## [Records supplied]
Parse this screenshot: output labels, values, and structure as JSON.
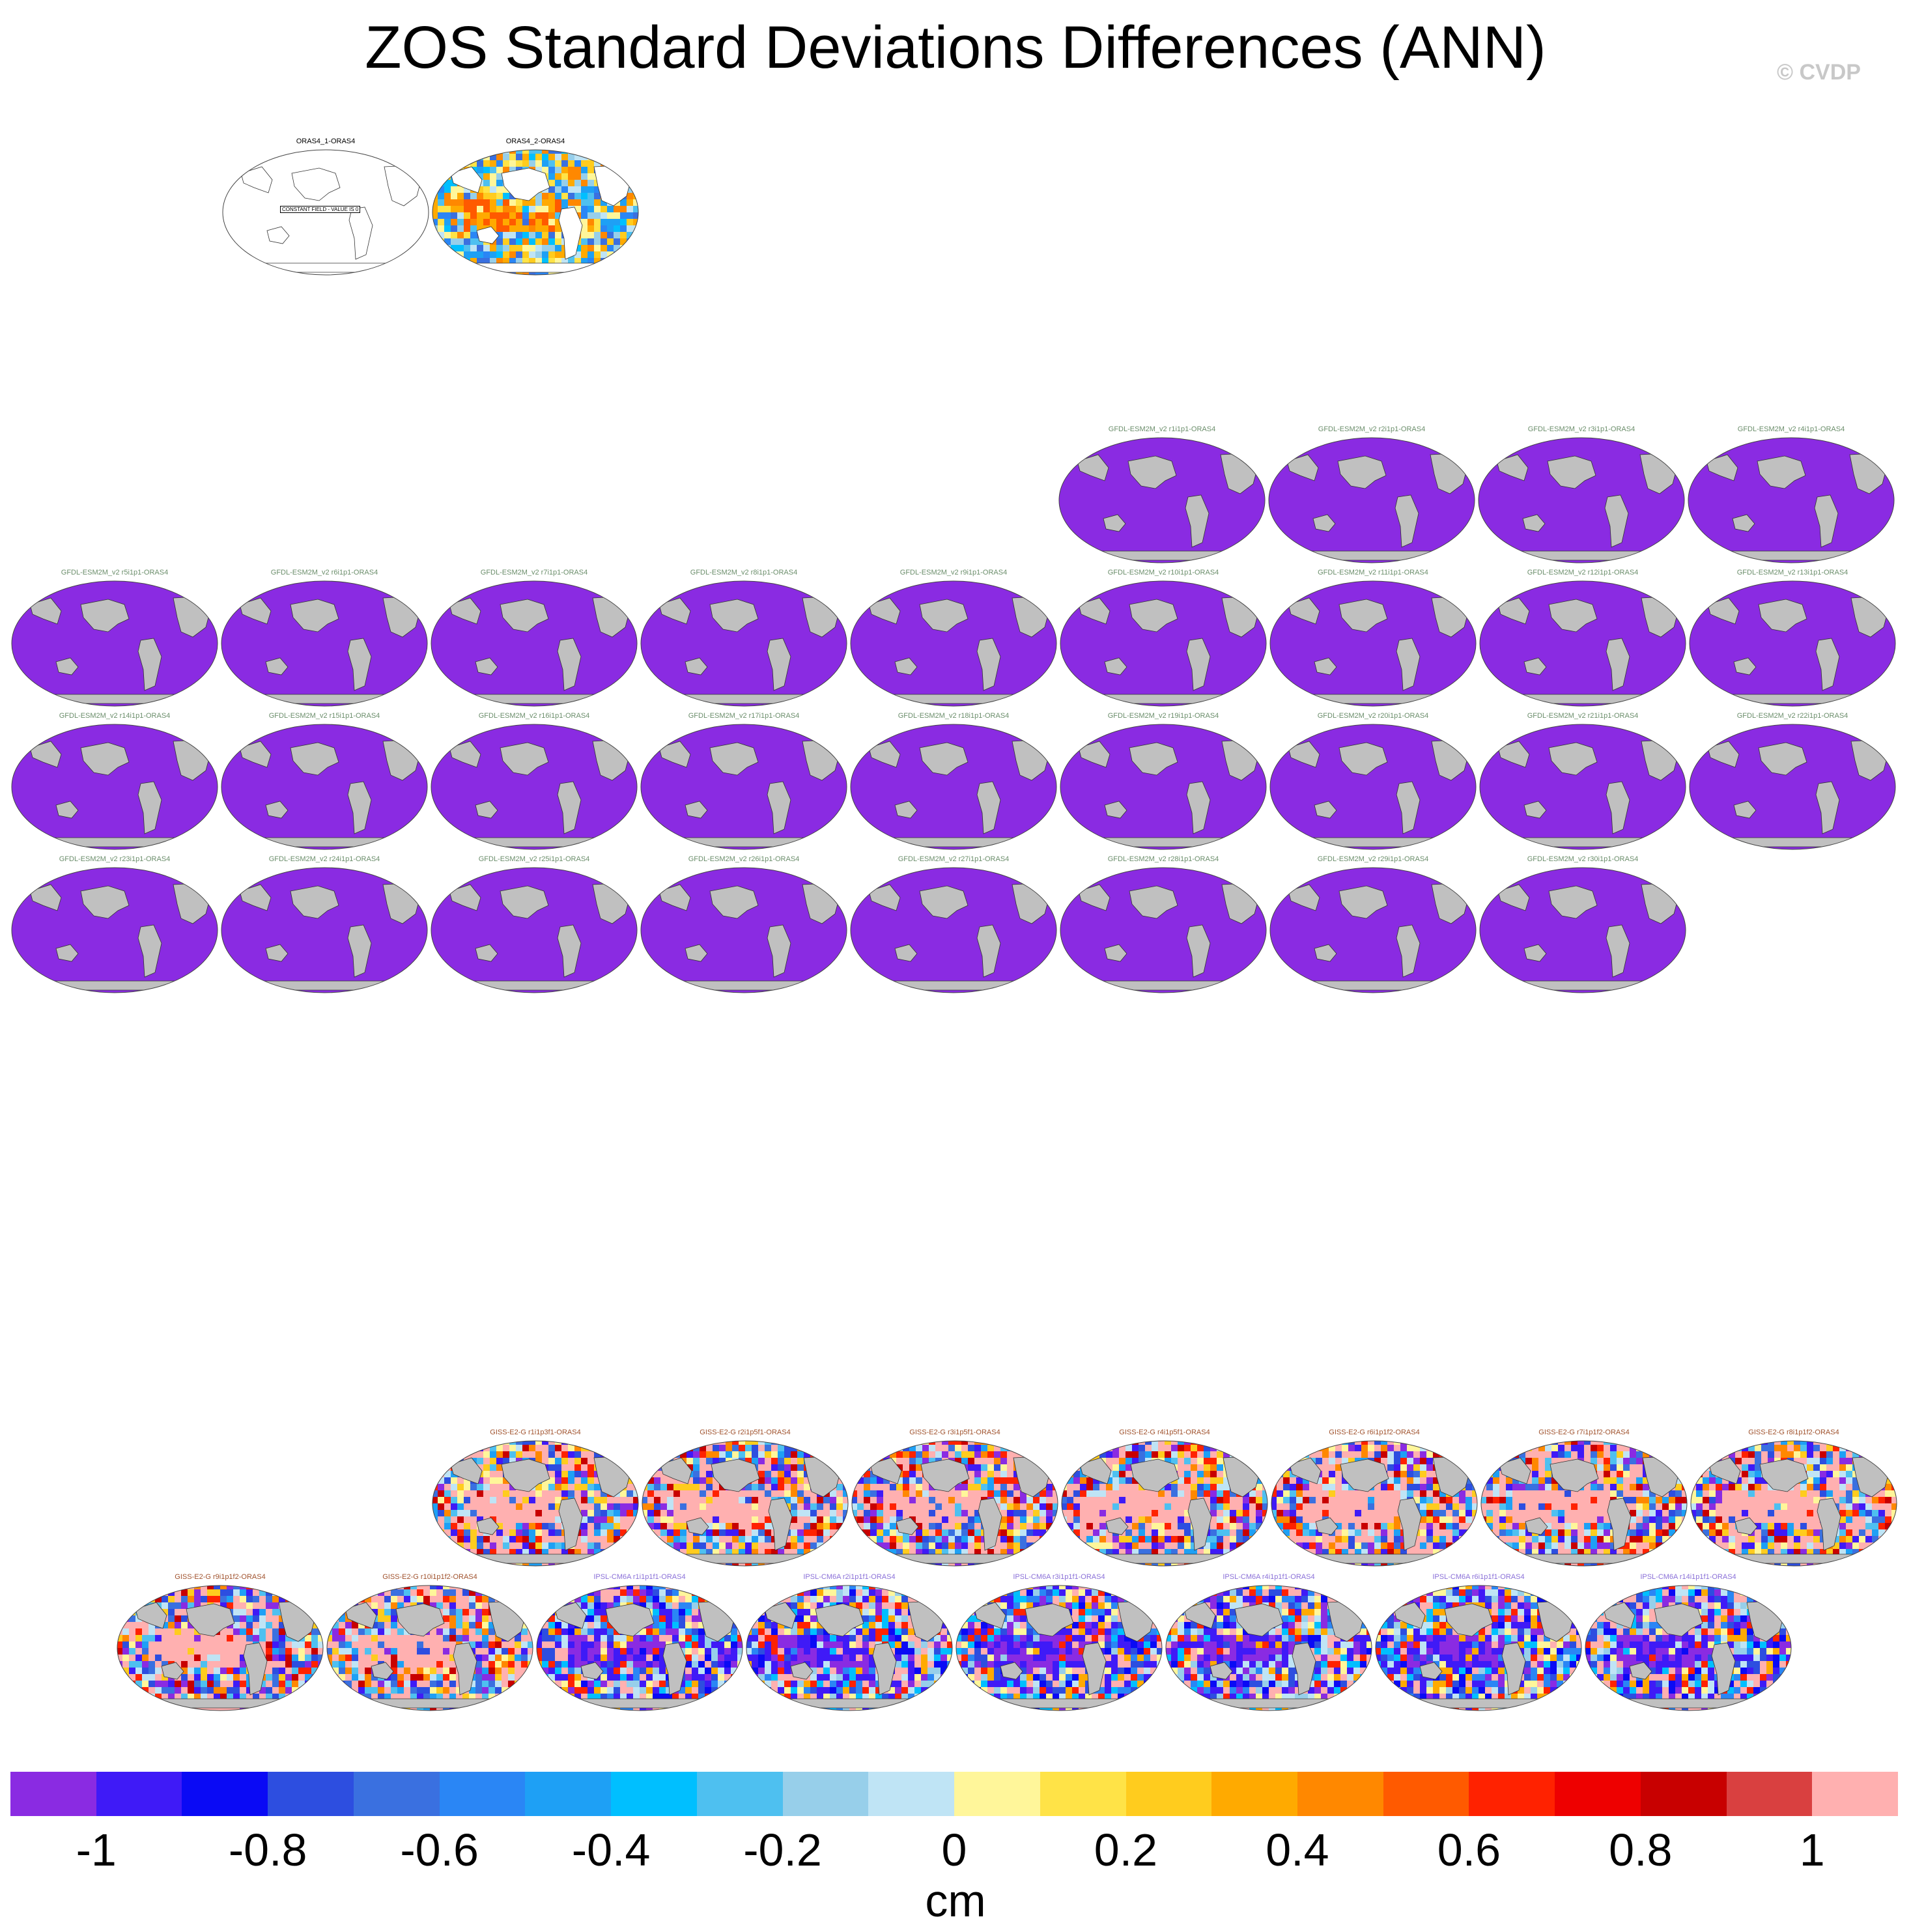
{
  "title": "ZOS Standard Deviations Differences (ANN)",
  "credit": "© CVDP",
  "constant_field_note": "CONSTANT FIELD - VALUE IS 0",
  "colors": {
    "gfdl_label": "#6b8e6b",
    "giss_label": "#a0522d",
    "ipsl_label": "#8a70d8",
    "obs_label": "#000000",
    "land": "#c0c0c0",
    "purple_fill": "#8a2be2"
  },
  "colorbar": {
    "colors": [
      "#8a2be2",
      "#3f1af7",
      "#0a0af5",
      "#2d4ee0",
      "#3a70e0",
      "#2a86f5",
      "#1ea0f5",
      "#00bfff",
      "#4ec0f0",
      "#97cfea",
      "#bfe4f5",
      "#fff69a",
      "#ffe347",
      "#ffcc1e",
      "#ffaa00",
      "#ff8800",
      "#ff5a00",
      "#ff2200",
      "#ee0000",
      "#c80000",
      "#d94040",
      "#ffb0b0"
    ],
    "tick_labels": [
      "-1",
      "-0.8",
      "-0.6",
      "-0.4",
      "-0.2",
      "0",
      "0.2",
      "0.4",
      "0.6",
      "0.8",
      "1"
    ],
    "units": "cm"
  },
  "panels": [
    {
      "label": "ORAS4_1-ORAS4",
      "style": "blank",
      "group": "obs"
    },
    {
      "label": "ORAS4_2-ORAS4",
      "style": "obs",
      "group": "obs"
    },
    {
      "label": "GFDL-ESM2M_v2 r1i1p1-ORAS4",
      "style": "purple",
      "group": "gfdl"
    },
    {
      "label": "GFDL-ESM2M_v2 r2i1p1-ORAS4",
      "style": "purple",
      "group": "gfdl"
    },
    {
      "label": "GFDL-ESM2M_v2 r3i1p1-ORAS4",
      "style": "purple",
      "group": "gfdl"
    },
    {
      "label": "GFDL-ESM2M_v2 r4i1p1-ORAS4",
      "style": "purple",
      "group": "gfdl"
    },
    {
      "label": "GFDL-ESM2M_v2 r5i1p1-ORAS4",
      "style": "purple",
      "group": "gfdl"
    },
    {
      "label": "GFDL-ESM2M_v2 r6i1p1-ORAS4",
      "style": "purple",
      "group": "gfdl"
    },
    {
      "label": "GFDL-ESM2M_v2 r7i1p1-ORAS4",
      "style": "purple",
      "group": "gfdl"
    },
    {
      "label": "GFDL-ESM2M_v2 r8i1p1-ORAS4",
      "style": "purple",
      "group": "gfdl"
    },
    {
      "label": "GFDL-ESM2M_v2 r9i1p1-ORAS4",
      "style": "purple",
      "group": "gfdl"
    },
    {
      "label": "GFDL-ESM2M_v2 r10i1p1-ORAS4",
      "style": "purple",
      "group": "gfdl"
    },
    {
      "label": "GFDL-ESM2M_v2 r11i1p1-ORAS4",
      "style": "purple",
      "group": "gfdl"
    },
    {
      "label": "GFDL-ESM2M_v2 r12i1p1-ORAS4",
      "style": "purple",
      "group": "gfdl"
    },
    {
      "label": "GFDL-ESM2M_v2 r13i1p1-ORAS4",
      "style": "purple",
      "group": "gfdl"
    },
    {
      "label": "GFDL-ESM2M_v2 r14i1p1-ORAS4",
      "style": "purple",
      "group": "gfdl"
    },
    {
      "label": "GFDL-ESM2M_v2 r15i1p1-ORAS4",
      "style": "purple",
      "group": "gfdl"
    },
    {
      "label": "GFDL-ESM2M_v2 r16i1p1-ORAS4",
      "style": "purple",
      "group": "gfdl"
    },
    {
      "label": "GFDL-ESM2M_v2 r17i1p1-ORAS4",
      "style": "purple",
      "group": "gfdl"
    },
    {
      "label": "GFDL-ESM2M_v2 r18i1p1-ORAS4",
      "style": "purple",
      "group": "gfdl"
    },
    {
      "label": "GFDL-ESM2M_v2 r19i1p1-ORAS4",
      "style": "purple",
      "group": "gfdl"
    },
    {
      "label": "GFDL-ESM2M_v2 r20i1p1-ORAS4",
      "style": "purple",
      "group": "gfdl"
    },
    {
      "label": "GFDL-ESM2M_v2 r21i1p1-ORAS4",
      "style": "purple",
      "group": "gfdl"
    },
    {
      "label": "GFDL-ESM2M_v2 r22i1p1-ORAS4",
      "style": "purple",
      "group": "gfdl"
    },
    {
      "label": "GFDL-ESM2M_v2 r23i1p1-ORAS4",
      "style": "purple",
      "group": "gfdl"
    },
    {
      "label": "GFDL-ESM2M_v2 r24i1p1-ORAS4",
      "style": "purple",
      "group": "gfdl"
    },
    {
      "label": "GFDL-ESM2M_v2 r25i1p1-ORAS4",
      "style": "purple",
      "group": "gfdl"
    },
    {
      "label": "GFDL-ESM2M_v2 r26i1p1-ORAS4",
      "style": "purple",
      "group": "gfdl"
    },
    {
      "label": "GFDL-ESM2M_v2 r27i1p1-ORAS4",
      "style": "purple",
      "group": "gfdl"
    },
    {
      "label": "GFDL-ESM2M_v2 r28i1p1-ORAS4",
      "style": "purple",
      "group": "gfdl"
    },
    {
      "label": "GFDL-ESM2M_v2 r29i1p1-ORAS4",
      "style": "purple",
      "group": "gfdl"
    },
    {
      "label": "GFDL-ESM2M_v2 r30i1p1-ORAS4",
      "style": "purple",
      "group": "gfdl"
    },
    {
      "label": "GISS-E2-G r1i1p3f1-ORAS4",
      "style": "giss",
      "group": "giss"
    },
    {
      "label": "GISS-E2-G r2i1p5f1-ORAS4",
      "style": "giss",
      "group": "giss"
    },
    {
      "label": "GISS-E2-G r3i1p5f1-ORAS4",
      "style": "giss",
      "group": "giss"
    },
    {
      "label": "GISS-E2-G r4i1p5f1-ORAS4",
      "style": "giss",
      "group": "giss"
    },
    {
      "label": "GISS-E2-G r6i1p1f2-ORAS4",
      "style": "giss",
      "group": "giss"
    },
    {
      "label": "GISS-E2-G r7i1p1f2-ORAS4",
      "style": "giss",
      "group": "giss"
    },
    {
      "label": "GISS-E2-G r8i1p1f2-ORAS4",
      "style": "giss",
      "group": "giss"
    },
    {
      "label": "GISS-E2-G r9i1p1f2-ORAS4",
      "style": "giss",
      "group": "giss"
    },
    {
      "label": "GISS-E2-G r10i1p1f2-ORAS4",
      "style": "giss",
      "group": "giss"
    },
    {
      "label": "IPSL-CM6A r1i1p1f1-ORAS4",
      "style": "ipsl",
      "group": "ipsl"
    },
    {
      "label": "IPSL-CM6A r2i1p1f1-ORAS4",
      "style": "ipsl",
      "group": "ipsl"
    },
    {
      "label": "IPSL-CM6A r3i1p1f1-ORAS4",
      "style": "ipsl",
      "group": "ipsl"
    },
    {
      "label": "IPSL-CM6A r4i1p1f1-ORAS4",
      "style": "ipsl",
      "group": "ipsl"
    },
    {
      "label": "IPSL-CM6A r6i1p1f1-ORAS4",
      "style": "ipsl",
      "group": "ipsl"
    },
    {
      "label": "IPSL-CM6A r14i1p1f1-ORAS4",
      "style": "ipsl",
      "group": "ipsl"
    }
  ]
}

## [What you are asked to do]
Exclude the pictures and repeat every other part of the records word for word.

## [Solution for this problem]
Parse this screenshot: output labels, values, and structure as JSON.
{
  "title": "ZOS Standard Deviations Differences (ANN)",
  "credit": "© CVDP",
  "constant_field_note": "CONSTANT FIELD - VALUE IS 0",
  "colors": {
    "gfdl_label": "#6b8e6b",
    "giss_label": "#a0522d",
    "ipsl_label": "#8a70d8",
    "obs_label": "#000000",
    "land": "#c0c0c0",
    "purple_fill": "#8a2be2"
  },
  "colorbar": {
    "colors": [
      "#8a2be2",
      "#3f1af7",
      "#0a0af5",
      "#2d4ee0",
      "#3a70e0",
      "#2a86f5",
      "#1ea0f5",
      "#00bfff",
      "#4ec0f0",
      "#97cfea",
      "#bfe4f5",
      "#fff69a",
      "#ffe347",
      "#ffcc1e",
      "#ffaa00",
      "#ff8800",
      "#ff5a00",
      "#ff2200",
      "#ee0000",
      "#c80000",
      "#d94040",
      "#ffb0b0"
    ],
    "tick_labels": [
      "-1",
      "-0.8",
      "-0.6",
      "-0.4",
      "-0.2",
      "0",
      "0.2",
      "0.4",
      "0.6",
      "0.8",
      "1"
    ],
    "units": "cm"
  },
  "panels": [
    {
      "label": "ORAS4_1-ORAS4",
      "style": "blank",
      "group": "obs"
    },
    {
      "label": "ORAS4_2-ORAS4",
      "style": "obs",
      "group": "obs"
    },
    {
      "label": "GFDL-ESM2M_v2 r1i1p1-ORAS4",
      "style": "purple",
      "group": "gfdl"
    },
    {
      "label": "GFDL-ESM2M_v2 r2i1p1-ORAS4",
      "style": "purple",
      "group": "gfdl"
    },
    {
      "label": "GFDL-ESM2M_v2 r3i1p1-ORAS4",
      "style": "purple",
      "group": "gfdl"
    },
    {
      "label": "GFDL-ESM2M_v2 r4i1p1-ORAS4",
      "style": "purple",
      "group": "gfdl"
    },
    {
      "label": "GFDL-ESM2M_v2 r5i1p1-ORAS4",
      "style": "purple",
      "group": "gfdl"
    },
    {
      "label": "GFDL-ESM2M_v2 r6i1p1-ORAS4",
      "style": "purple",
      "group": "gfdl"
    },
    {
      "label": "GFDL-ESM2M_v2 r7i1p1-ORAS4",
      "style": "purple",
      "group": "gfdl"
    },
    {
      "label": "GFDL-ESM2M_v2 r8i1p1-ORAS4",
      "style": "purple",
      "group": "gfdl"
    },
    {
      "label": "GFDL-ESM2M_v2 r9i1p1-ORAS4",
      "style": "purple",
      "group": "gfdl"
    },
    {
      "label": "GFDL-ESM2M_v2 r10i1p1-ORAS4",
      "style": "purple",
      "group": "gfdl"
    },
    {
      "label": "GFDL-ESM2M_v2 r11i1p1-ORAS4",
      "style": "purple",
      "group": "gfdl"
    },
    {
      "label": "GFDL-ESM2M_v2 r12i1p1-ORAS4",
      "style": "purple",
      "group": "gfdl"
    },
    {
      "label": "GFDL-ESM2M_v2 r13i1p1-ORAS4",
      "style": "purple",
      "group": "gfdl"
    },
    {
      "label": "GFDL-ESM2M_v2 r14i1p1-ORAS4",
      "style": "purple",
      "group": "gfdl"
    },
    {
      "label": "GFDL-ESM2M_v2 r15i1p1-ORAS4",
      "style": "purple",
      "group": "gfdl"
    },
    {
      "label": "GFDL-ESM2M_v2 r16i1p1-ORAS4",
      "style": "purple",
      "group": "gfdl"
    },
    {
      "label": "GFDL-ESM2M_v2 r17i1p1-ORAS4",
      "style": "purple",
      "group": "gfdl"
    },
    {
      "label": "GFDL-ESM2M_v2 r18i1p1-ORAS4",
      "style": "purple",
      "group": "gfdl"
    },
    {
      "label": "GFDL-ESM2M_v2 r19i1p1-ORAS4",
      "style": "purple",
      "group": "gfdl"
    },
    {
      "label": "GFDL-ESM2M_v2 r20i1p1-ORAS4",
      "style": "purple",
      "group": "gfdl"
    },
    {
      "label": "GFDL-ESM2M_v2 r21i1p1-ORAS4",
      "style": "purple",
      "group": "gfdl"
    },
    {
      "label": "GFDL-ESM2M_v2 r22i1p1-ORAS4",
      "style": "purple",
      "group": "gfdl"
    },
    {
      "label": "GFDL-ESM2M_v2 r23i1p1-ORAS4",
      "style": "purple",
      "group": "gfdl"
    },
    {
      "label": "GFDL-ESM2M_v2 r24i1p1-ORAS4",
      "style": "purple",
      "group": "gfdl"
    },
    {
      "label": "GFDL-ESM2M_v2 r25i1p1-ORAS4",
      "style": "purple",
      "group": "gfdl"
    },
    {
      "label": "GFDL-ESM2M_v2 r26i1p1-ORAS4",
      "style": "purple",
      "group": "gfdl"
    },
    {
      "label": "GFDL-ESM2M_v2 r27i1p1-ORAS4",
      "style": "purple",
      "group": "gfdl"
    },
    {
      "label": "GFDL-ESM2M_v2 r28i1p1-ORAS4",
      "style": "purple",
      "group": "gfdl"
    },
    {
      "label": "GFDL-ESM2M_v2 r29i1p1-ORAS4",
      "style": "purple",
      "group": "gfdl"
    },
    {
      "label": "GFDL-ESM2M_v2 r30i1p1-ORAS4",
      "style": "purple",
      "group": "gfdl"
    },
    {
      "label": "GISS-E2-G r1i1p3f1-ORAS4",
      "style": "giss",
      "group": "giss"
    },
    {
      "label": "GISS-E2-G r2i1p5f1-ORAS4",
      "style": "giss",
      "group": "giss"
    },
    {
      "label": "GISS-E2-G r3i1p5f1-ORAS4",
      "style": "giss",
      "group": "giss"
    },
    {
      "label": "GISS-E2-G r4i1p5f1-ORAS4",
      "style": "giss",
      "group": "giss"
    },
    {
      "label": "GISS-E2-G r6i1p1f2-ORAS4",
      "style": "giss",
      "group": "giss"
    },
    {
      "label": "GISS-E2-G r7i1p1f2-ORAS4",
      "style": "giss",
      "group": "giss"
    },
    {
      "label": "GISS-E2-G r8i1p1f2-ORAS4",
      "style": "giss",
      "group": "giss"
    },
    {
      "label": "GISS-E2-G r9i1p1f2-ORAS4",
      "style": "giss",
      "group": "giss"
    },
    {
      "label": "GISS-E2-G r10i1p1f2-ORAS4",
      "style": "giss",
      "group": "giss"
    },
    {
      "label": "IPSL-CM6A r1i1p1f1-ORAS4",
      "style": "ipsl",
      "group": "ipsl"
    },
    {
      "label": "IPSL-CM6A r2i1p1f1-ORAS4",
      "style": "ipsl",
      "group": "ipsl"
    },
    {
      "label": "IPSL-CM6A r3i1p1f1-ORAS4",
      "style": "ipsl",
      "group": "ipsl"
    },
    {
      "label": "IPSL-CM6A r4i1p1f1-ORAS4",
      "style": "ipsl",
      "group": "ipsl"
    },
    {
      "label": "IPSL-CM6A r6i1p1f1-ORAS4",
      "style": "ipsl",
      "group": "ipsl"
    },
    {
      "label": "IPSL-CM6A r14i1p1f1-ORAS4",
      "style": "ipsl",
      "group": "ipsl"
    }
  ]
}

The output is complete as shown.